-- Start of Given data --
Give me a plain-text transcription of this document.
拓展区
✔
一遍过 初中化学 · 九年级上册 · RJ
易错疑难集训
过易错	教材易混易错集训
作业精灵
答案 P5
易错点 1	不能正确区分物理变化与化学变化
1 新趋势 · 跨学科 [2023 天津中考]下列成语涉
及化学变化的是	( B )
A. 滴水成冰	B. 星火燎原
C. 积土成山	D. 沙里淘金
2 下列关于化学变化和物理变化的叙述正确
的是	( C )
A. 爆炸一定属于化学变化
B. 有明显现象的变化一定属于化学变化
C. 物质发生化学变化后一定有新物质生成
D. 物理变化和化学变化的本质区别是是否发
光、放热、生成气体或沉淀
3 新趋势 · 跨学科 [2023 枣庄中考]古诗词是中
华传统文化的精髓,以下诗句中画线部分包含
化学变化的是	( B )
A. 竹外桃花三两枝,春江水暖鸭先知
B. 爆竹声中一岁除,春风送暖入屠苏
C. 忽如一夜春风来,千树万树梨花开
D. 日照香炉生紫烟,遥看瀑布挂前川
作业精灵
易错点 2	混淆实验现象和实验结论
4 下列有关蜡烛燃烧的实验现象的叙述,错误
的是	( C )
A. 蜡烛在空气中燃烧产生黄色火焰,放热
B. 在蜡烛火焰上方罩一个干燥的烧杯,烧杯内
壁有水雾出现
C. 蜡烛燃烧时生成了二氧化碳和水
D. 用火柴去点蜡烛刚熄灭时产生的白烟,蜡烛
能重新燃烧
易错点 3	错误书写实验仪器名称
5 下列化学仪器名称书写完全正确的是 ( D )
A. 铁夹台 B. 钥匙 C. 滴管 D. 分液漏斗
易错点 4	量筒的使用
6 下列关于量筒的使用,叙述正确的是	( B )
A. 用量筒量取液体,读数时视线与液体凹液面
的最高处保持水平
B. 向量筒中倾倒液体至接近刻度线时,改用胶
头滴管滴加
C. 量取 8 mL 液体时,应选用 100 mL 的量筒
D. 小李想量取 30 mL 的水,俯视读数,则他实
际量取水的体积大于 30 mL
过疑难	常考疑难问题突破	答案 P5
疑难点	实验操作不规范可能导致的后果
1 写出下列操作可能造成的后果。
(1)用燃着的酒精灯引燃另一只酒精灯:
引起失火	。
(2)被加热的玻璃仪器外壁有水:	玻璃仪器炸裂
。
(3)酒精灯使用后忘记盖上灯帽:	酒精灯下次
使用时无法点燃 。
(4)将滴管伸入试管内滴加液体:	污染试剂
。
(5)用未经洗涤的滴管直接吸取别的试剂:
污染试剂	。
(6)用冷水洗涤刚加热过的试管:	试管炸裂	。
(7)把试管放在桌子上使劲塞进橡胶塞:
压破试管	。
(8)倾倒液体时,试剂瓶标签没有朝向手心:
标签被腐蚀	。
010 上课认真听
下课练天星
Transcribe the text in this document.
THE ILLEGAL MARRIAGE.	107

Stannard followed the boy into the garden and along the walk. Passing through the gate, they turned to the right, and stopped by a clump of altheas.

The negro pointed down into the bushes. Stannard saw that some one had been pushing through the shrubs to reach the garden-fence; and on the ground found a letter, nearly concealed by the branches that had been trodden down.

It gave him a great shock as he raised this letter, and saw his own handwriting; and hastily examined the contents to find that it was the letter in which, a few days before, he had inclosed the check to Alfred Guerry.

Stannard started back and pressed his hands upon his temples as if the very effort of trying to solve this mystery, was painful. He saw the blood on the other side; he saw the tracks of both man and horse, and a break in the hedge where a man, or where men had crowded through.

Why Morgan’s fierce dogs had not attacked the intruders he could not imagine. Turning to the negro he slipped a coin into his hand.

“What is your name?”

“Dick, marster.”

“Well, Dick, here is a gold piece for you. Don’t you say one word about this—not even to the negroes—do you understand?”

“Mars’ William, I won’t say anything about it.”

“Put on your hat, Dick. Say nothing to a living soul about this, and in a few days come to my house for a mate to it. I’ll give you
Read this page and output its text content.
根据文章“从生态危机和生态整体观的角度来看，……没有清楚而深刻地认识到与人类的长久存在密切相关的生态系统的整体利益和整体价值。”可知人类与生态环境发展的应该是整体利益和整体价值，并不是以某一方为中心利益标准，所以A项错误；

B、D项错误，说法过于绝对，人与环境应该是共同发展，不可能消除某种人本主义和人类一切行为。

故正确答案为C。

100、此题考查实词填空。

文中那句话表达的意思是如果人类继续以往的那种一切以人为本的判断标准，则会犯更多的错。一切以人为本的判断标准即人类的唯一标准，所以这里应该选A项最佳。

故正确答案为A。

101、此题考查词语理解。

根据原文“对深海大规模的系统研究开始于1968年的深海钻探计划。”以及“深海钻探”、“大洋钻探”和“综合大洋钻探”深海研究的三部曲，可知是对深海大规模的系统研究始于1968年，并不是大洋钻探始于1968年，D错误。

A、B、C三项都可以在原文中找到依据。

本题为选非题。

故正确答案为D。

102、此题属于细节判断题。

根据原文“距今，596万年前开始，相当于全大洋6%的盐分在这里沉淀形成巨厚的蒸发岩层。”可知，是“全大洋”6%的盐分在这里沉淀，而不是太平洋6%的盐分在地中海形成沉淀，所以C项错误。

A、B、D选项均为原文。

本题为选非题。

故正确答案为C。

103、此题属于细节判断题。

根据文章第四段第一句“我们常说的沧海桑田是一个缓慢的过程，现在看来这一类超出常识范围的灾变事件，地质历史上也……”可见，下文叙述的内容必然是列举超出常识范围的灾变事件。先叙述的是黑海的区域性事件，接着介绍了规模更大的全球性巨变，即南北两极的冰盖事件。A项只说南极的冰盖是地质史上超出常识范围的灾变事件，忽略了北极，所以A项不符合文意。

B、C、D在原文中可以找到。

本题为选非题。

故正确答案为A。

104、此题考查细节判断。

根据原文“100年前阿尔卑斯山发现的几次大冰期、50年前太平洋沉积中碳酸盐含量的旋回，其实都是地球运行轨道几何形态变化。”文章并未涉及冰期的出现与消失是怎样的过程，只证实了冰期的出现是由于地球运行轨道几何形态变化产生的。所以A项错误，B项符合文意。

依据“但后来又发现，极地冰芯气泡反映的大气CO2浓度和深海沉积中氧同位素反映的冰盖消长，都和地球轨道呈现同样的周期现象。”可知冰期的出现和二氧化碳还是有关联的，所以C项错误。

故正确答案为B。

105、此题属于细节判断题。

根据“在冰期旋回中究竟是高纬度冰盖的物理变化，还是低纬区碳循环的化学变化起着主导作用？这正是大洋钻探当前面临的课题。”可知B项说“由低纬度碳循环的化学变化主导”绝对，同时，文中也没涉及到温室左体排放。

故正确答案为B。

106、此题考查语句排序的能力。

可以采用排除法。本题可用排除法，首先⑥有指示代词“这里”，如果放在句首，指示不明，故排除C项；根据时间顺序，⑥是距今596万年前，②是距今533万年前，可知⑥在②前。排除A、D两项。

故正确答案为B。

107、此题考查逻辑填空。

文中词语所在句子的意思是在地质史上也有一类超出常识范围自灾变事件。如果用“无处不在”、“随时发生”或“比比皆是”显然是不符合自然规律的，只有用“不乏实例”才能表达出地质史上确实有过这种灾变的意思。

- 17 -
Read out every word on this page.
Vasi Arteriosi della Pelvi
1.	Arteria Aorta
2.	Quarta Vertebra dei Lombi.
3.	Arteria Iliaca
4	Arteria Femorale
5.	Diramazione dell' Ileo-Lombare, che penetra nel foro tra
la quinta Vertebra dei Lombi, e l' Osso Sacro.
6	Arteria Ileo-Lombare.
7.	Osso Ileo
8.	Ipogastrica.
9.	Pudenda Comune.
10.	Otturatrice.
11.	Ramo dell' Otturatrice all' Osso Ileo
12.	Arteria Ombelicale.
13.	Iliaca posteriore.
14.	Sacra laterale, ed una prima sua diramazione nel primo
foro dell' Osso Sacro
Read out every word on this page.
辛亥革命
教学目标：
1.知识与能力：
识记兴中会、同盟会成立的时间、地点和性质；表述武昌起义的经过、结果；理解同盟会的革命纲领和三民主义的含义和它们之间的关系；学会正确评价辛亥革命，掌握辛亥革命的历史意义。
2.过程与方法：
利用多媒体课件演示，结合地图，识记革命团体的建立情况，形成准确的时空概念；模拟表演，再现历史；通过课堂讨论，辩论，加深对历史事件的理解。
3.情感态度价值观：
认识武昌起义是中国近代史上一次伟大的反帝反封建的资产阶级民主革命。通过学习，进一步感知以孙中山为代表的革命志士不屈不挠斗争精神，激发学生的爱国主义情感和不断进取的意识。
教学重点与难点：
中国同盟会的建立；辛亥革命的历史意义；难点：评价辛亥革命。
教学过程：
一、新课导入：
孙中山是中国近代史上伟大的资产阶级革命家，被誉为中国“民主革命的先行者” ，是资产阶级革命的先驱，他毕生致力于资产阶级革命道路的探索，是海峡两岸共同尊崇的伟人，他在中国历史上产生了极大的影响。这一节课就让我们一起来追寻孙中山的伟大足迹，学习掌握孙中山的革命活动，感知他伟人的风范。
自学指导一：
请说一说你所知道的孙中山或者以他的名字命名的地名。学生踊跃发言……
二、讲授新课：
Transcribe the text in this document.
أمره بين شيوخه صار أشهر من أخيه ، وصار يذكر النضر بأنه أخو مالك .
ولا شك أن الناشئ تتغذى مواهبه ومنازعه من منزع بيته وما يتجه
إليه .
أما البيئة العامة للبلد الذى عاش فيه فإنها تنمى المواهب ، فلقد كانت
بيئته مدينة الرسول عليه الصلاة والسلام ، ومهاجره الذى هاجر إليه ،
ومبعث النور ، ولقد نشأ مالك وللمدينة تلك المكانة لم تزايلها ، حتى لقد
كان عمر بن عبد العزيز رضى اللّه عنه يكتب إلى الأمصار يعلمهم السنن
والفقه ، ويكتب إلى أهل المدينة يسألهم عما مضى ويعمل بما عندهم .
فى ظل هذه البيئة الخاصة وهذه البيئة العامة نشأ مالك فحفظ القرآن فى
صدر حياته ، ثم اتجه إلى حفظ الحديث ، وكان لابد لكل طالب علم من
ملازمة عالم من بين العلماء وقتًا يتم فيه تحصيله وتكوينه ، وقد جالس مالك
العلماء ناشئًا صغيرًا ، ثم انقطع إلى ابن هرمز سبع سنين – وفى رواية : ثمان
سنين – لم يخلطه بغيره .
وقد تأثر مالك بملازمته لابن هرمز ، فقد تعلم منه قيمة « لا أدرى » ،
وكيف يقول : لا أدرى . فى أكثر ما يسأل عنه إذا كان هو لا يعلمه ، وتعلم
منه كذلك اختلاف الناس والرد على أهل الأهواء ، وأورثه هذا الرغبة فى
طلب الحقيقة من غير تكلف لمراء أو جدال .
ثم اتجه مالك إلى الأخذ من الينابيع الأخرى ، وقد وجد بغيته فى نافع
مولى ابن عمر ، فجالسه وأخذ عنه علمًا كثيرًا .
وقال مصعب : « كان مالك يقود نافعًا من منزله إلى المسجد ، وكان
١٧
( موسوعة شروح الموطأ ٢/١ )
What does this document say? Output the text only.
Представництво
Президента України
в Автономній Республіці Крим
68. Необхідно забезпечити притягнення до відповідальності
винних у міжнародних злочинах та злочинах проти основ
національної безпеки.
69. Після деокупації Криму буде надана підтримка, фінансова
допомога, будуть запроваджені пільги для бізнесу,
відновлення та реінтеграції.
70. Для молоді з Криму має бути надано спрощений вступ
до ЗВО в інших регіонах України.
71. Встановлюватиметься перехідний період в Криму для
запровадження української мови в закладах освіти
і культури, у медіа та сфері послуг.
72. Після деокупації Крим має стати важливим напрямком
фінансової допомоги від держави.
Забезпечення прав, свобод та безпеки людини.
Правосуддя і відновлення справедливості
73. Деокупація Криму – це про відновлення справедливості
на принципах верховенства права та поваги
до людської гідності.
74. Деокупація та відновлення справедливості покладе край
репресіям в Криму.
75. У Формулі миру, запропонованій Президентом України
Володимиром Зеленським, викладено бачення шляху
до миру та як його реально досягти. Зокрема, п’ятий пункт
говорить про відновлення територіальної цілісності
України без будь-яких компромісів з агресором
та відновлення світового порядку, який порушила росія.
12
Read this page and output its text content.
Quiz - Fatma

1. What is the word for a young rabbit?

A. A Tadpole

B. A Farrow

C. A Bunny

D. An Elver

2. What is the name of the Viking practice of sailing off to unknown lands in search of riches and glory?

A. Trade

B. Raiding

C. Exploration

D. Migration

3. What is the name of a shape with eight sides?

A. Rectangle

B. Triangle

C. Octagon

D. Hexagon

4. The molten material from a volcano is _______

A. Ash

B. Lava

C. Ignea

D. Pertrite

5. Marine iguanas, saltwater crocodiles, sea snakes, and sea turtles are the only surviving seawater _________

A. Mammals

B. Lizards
-- End of Given data --
Within the records above, how many lines include the word "деокупації"? State the number by itself.

**Answer to the exercise:** 2